Your task is to repeat the entries word for word while leaving out the pictures.
===== EXERCISE MATERIAL
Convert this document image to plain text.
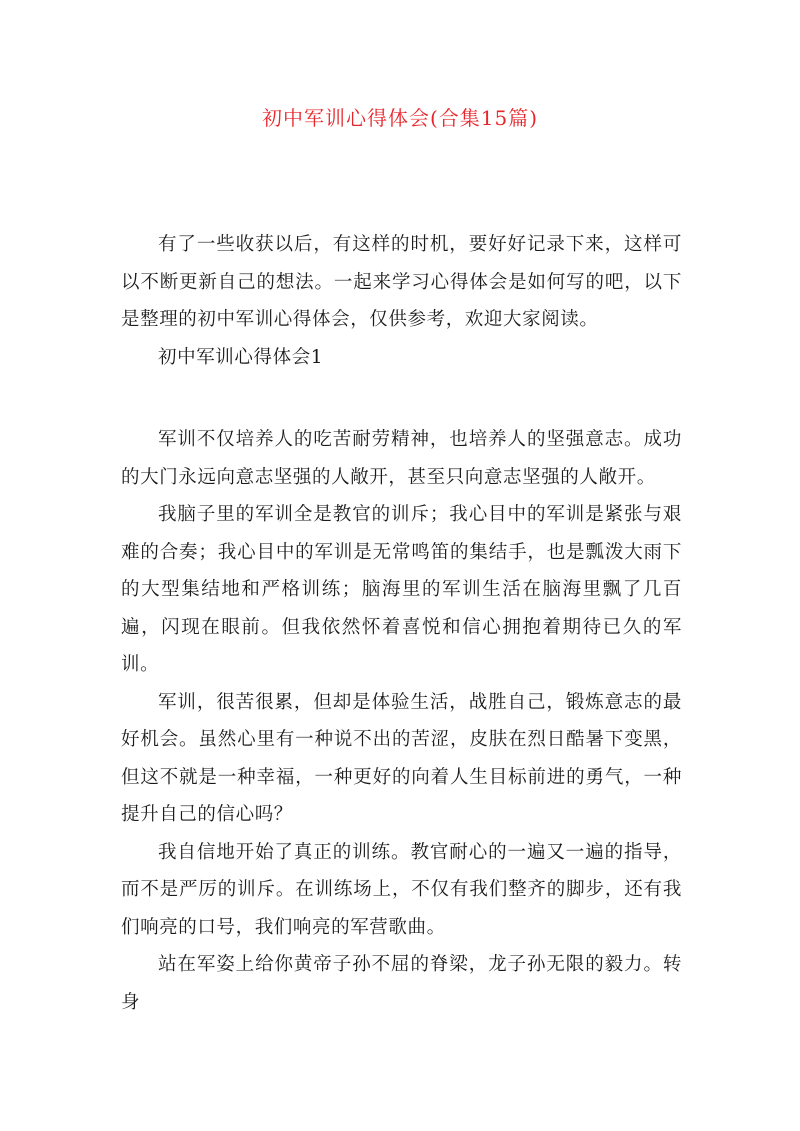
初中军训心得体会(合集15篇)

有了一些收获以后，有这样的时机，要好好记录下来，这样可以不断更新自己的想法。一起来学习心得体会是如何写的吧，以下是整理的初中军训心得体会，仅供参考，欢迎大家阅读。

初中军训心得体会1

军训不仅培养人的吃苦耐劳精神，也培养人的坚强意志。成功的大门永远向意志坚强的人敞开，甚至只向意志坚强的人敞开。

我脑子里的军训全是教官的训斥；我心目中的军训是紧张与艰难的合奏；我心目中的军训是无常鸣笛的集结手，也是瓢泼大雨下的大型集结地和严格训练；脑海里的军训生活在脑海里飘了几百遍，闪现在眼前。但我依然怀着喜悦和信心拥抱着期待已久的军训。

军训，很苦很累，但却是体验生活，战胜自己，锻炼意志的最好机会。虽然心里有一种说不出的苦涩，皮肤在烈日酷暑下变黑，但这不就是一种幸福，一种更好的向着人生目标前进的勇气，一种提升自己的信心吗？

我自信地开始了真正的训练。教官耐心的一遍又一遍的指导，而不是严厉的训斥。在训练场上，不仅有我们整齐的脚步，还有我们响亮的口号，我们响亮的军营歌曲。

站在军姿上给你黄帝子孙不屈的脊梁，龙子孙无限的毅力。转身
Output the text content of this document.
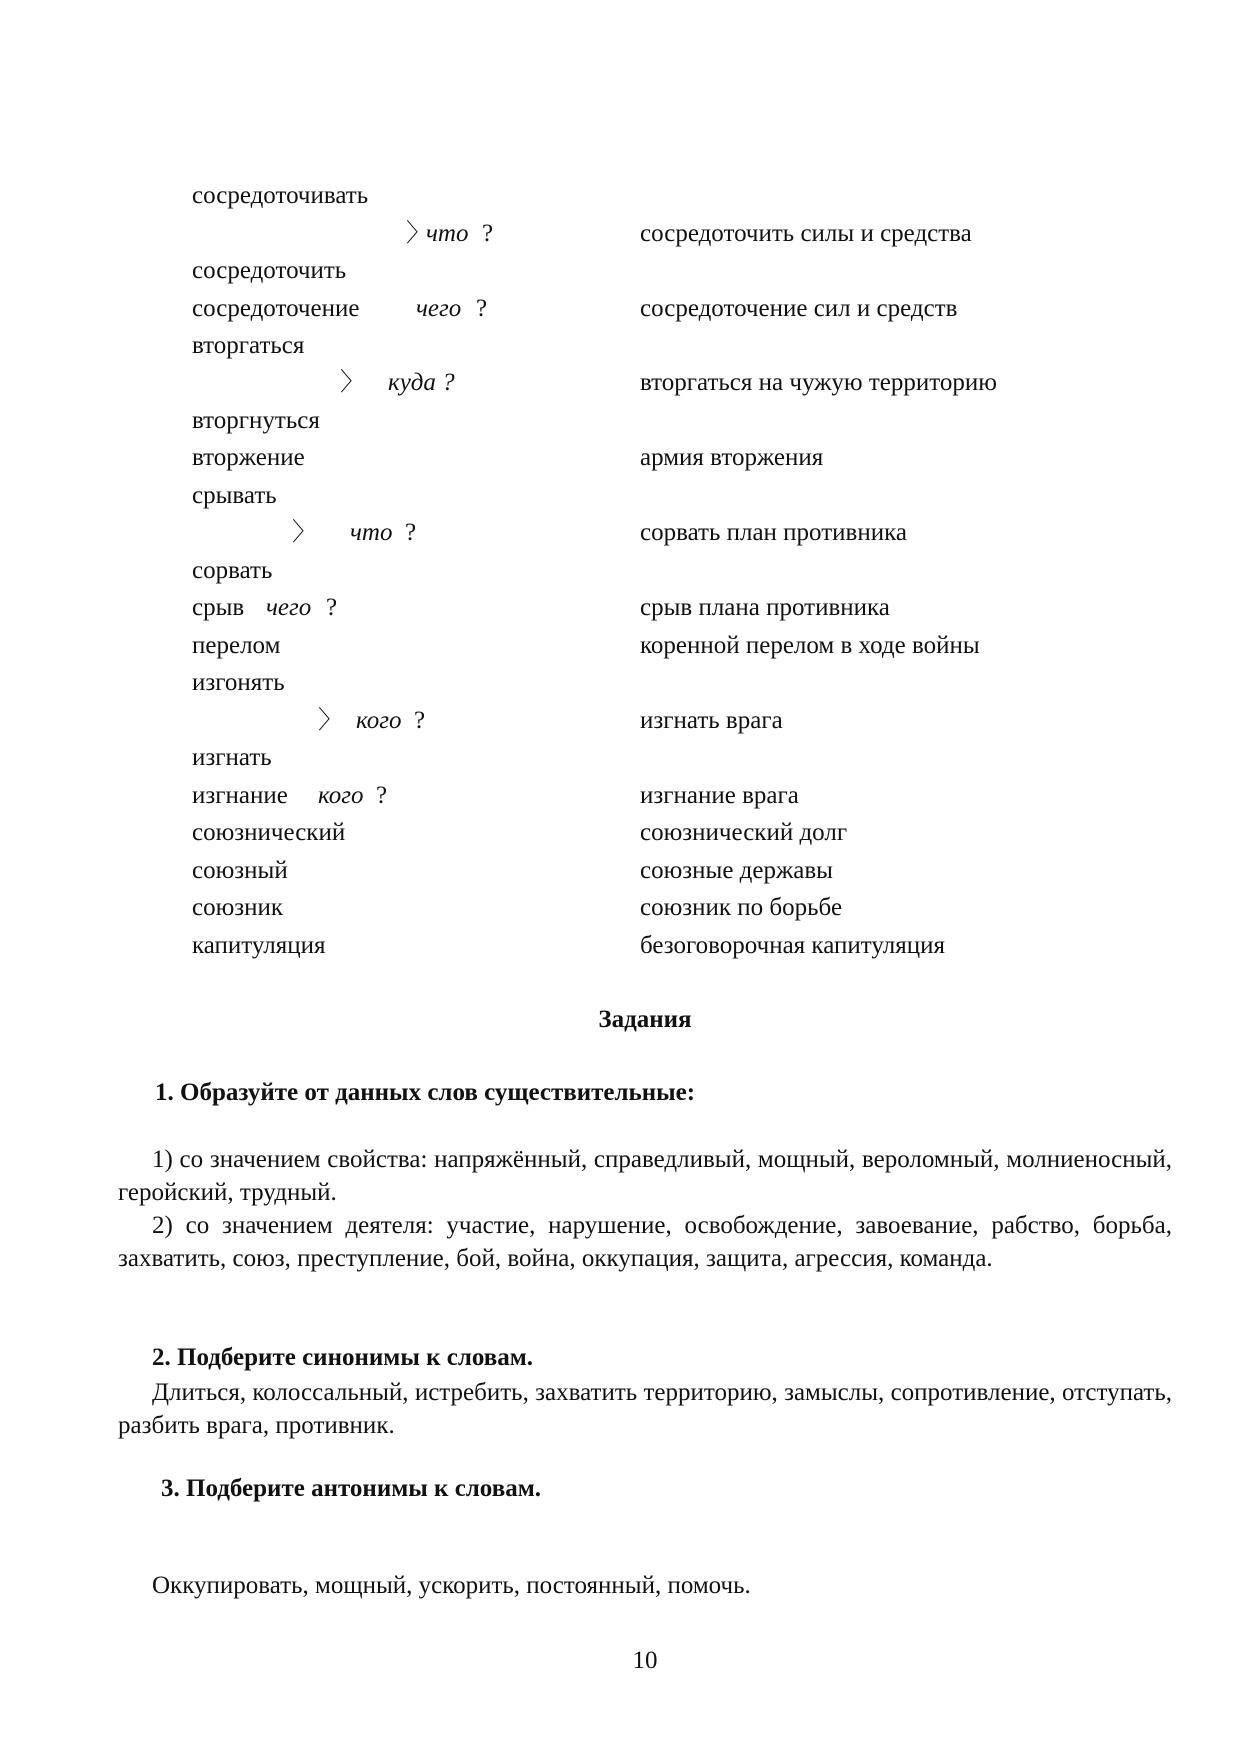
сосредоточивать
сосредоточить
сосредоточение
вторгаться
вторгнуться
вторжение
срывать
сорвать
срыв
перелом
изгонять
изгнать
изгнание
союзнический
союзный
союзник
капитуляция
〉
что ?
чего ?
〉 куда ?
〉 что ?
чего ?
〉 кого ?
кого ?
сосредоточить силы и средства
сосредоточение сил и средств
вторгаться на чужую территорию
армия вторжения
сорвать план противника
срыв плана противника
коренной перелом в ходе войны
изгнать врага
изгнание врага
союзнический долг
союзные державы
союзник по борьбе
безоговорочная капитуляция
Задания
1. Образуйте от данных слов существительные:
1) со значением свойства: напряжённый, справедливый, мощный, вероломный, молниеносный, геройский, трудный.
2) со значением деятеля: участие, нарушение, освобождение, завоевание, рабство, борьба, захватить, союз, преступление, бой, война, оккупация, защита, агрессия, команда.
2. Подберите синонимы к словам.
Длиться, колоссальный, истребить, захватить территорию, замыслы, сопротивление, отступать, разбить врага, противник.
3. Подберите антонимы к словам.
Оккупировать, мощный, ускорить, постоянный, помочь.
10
==========
▶ _ANSWER TO THIS PROBLEM_
Convert this document image to plain text.
初中军训心得体会(合集15篇)

有了一些收获以后，有这样的时机，要好好记录下来，这样可以不断更新自己的想法。一起来学习心得体会是如何写的吧，以下是整理的初中军训心得体会，仅供参考，欢迎大家阅读。

初中军训心得体会1

军训不仅培养人的吃苦耐劳精神，也培养人的坚强意志。成功的大门永远向意志坚强的人敞开，甚至只向意志坚强的人敞开。

我脑子里的军训全是教官的训斥；我心目中的军训是紧张与艰难的合奏；我心目中的军训是无常鸣笛的集结手，也是瓢泼大雨下的大型集结地和严格训练；脑海里的军训生活在脑海里飘了几百遍，闪现在眼前。但我依然怀着喜悦和信心拥抱着期待已久的军训。

军训，很苦很累，但却是体验生活，战胜自己，锻炼意志的最好机会。虽然心里有一种说不出的苦涩，皮肤在烈日酷暑下变黑，但这不就是一种幸福，一种更好的向着人生目标前进的勇气，一种提升自己的信心吗？

我自信地开始了真正的训练。教官耐心的一遍又一遍的指导，而不是严厉的训斥。在训练场上，不仅有我们整齐的脚步，还有我们响亮的口号，我们响亮的军营歌曲。

站在军姿上给你黄帝子孙不屈的脊梁，龙子孙无限的毅力。转身
Output the text content of this document.
сосредоточивать
сосредоточить
сосредоточение
вторгаться
вторгнуться
вторжение
срывать
сорвать
срыв
перелом
изгонять
изгнать
изгнание
союзнический
союзный
союзник
капитуляция
〉
что ?
чего ?
〉 куда ?
〉 что ?
чего ?
〉 кого ?
кого ?
сосредоточить силы и средства
сосредоточение сил и средств
вторгаться на чужую территорию
армия вторжения
сорвать план противника
срыв плана противника
коренной перелом в ходе войны
изгнать врага
изгнание врага
союзнический долг
союзные державы
союзник по борьбе
безоговорочная капитуляция
Задания
1. Образуйте от данных слов существительные:
1) со значением свойства: напряжённый, справедливый, мощный, вероломный, молниеносный, геройский, трудный.
2) со значением деятеля: участие, нарушение, освобождение, завоевание, рабство, борьба, захватить, союз, преступление, бой, война, оккупация, защита, агрессия, команда.
2. Подберите синонимы к словам.
Длиться, колоссальный, истребить, захватить территорию, замыслы, сопротивление, отступать, разбить врага, противник.
3. Подберите антонимы к словам.
Оккупировать, мощный, ускорить, постоянный, помочь.
10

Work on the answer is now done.